## What the exercise asks
Report how many lines below contain the word "Briefhülle", and give only that number.

· · · ·

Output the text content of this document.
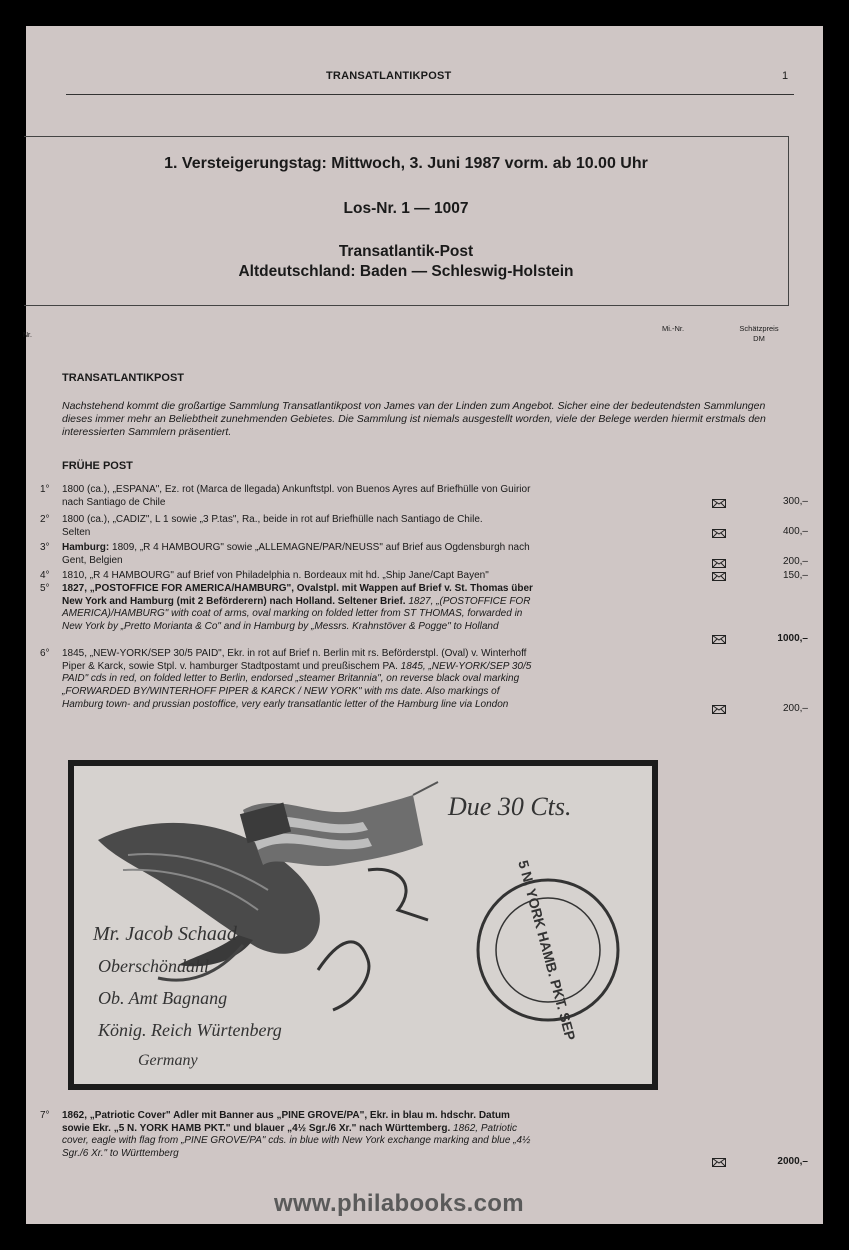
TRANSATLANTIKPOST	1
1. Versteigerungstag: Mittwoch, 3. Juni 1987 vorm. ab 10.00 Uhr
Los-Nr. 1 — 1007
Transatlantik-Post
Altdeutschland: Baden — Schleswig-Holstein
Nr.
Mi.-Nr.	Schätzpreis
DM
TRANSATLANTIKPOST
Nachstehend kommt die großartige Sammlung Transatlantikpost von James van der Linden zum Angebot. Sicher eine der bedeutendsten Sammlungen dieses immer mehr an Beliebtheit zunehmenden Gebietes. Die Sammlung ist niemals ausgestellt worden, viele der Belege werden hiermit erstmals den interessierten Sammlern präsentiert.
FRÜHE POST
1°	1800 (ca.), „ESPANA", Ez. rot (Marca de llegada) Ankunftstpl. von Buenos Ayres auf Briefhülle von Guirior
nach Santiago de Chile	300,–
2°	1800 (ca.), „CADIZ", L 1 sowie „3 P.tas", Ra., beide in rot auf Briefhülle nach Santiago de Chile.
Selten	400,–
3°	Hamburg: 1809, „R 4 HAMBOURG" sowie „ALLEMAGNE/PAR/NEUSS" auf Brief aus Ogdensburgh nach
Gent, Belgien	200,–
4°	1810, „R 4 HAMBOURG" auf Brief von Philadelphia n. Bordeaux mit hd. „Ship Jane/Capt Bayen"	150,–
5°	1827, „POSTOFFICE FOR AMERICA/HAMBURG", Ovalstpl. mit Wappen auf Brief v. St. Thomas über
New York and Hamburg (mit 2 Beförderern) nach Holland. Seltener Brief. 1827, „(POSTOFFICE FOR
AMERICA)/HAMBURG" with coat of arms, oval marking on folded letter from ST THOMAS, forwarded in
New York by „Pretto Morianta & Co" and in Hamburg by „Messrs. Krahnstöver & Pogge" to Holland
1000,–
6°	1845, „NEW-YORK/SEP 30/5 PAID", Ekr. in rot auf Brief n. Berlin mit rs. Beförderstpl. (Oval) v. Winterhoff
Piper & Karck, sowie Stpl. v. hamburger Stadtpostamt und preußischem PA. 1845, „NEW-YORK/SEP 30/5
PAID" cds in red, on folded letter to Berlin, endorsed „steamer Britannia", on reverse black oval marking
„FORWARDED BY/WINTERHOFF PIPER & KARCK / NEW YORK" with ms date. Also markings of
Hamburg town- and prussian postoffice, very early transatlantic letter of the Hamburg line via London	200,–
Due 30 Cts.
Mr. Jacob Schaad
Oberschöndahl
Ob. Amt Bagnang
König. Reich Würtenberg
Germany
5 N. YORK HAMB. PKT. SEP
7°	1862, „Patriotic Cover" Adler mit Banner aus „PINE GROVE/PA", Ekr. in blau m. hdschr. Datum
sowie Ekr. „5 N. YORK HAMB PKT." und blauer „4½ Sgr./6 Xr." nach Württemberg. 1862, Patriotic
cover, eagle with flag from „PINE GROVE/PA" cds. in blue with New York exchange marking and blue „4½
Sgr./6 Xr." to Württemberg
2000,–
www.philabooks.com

· · · ·

## Exercise response
2